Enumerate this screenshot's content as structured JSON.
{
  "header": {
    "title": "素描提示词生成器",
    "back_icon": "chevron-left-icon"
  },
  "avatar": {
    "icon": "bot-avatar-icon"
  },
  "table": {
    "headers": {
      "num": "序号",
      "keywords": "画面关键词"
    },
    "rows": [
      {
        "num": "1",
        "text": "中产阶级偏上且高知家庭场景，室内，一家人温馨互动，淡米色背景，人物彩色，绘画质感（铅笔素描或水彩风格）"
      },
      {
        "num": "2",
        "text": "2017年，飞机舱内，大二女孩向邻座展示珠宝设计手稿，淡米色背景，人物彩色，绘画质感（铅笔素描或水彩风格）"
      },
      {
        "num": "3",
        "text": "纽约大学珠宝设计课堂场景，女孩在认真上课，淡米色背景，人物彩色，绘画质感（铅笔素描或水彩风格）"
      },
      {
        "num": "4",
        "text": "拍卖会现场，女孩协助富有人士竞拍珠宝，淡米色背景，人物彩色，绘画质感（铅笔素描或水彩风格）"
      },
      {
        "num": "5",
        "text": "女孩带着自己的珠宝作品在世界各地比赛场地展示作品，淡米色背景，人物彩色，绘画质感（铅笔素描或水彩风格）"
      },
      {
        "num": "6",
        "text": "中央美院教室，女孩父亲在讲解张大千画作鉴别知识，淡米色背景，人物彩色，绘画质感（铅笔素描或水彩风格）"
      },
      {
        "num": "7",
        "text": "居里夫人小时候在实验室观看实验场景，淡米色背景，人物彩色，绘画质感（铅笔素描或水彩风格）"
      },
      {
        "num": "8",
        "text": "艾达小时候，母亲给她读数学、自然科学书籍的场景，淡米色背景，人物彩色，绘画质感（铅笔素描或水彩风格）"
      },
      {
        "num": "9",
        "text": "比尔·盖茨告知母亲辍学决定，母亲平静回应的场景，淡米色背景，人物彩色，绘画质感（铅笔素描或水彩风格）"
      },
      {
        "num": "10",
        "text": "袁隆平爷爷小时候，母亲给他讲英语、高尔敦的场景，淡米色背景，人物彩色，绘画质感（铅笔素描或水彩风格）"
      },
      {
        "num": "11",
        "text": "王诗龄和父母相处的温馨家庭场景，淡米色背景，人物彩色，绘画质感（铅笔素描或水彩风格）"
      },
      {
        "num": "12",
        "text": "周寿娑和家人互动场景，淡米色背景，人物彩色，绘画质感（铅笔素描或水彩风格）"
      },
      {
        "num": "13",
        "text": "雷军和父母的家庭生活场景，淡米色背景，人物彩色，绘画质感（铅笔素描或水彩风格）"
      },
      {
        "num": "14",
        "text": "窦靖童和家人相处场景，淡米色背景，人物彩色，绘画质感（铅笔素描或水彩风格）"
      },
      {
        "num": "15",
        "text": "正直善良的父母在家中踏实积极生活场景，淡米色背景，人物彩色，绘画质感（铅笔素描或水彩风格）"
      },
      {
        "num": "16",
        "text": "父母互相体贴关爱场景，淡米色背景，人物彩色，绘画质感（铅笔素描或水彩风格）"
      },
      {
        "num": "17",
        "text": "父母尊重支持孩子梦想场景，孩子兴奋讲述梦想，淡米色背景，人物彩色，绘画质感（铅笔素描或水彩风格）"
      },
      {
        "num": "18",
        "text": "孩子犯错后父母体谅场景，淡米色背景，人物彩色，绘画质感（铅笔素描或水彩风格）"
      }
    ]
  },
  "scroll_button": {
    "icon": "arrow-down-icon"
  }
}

--------------------

■ YOUR GOAL
Tell how many lines of the data include the word "icon", and nothing else.

■ TASK RESULT
3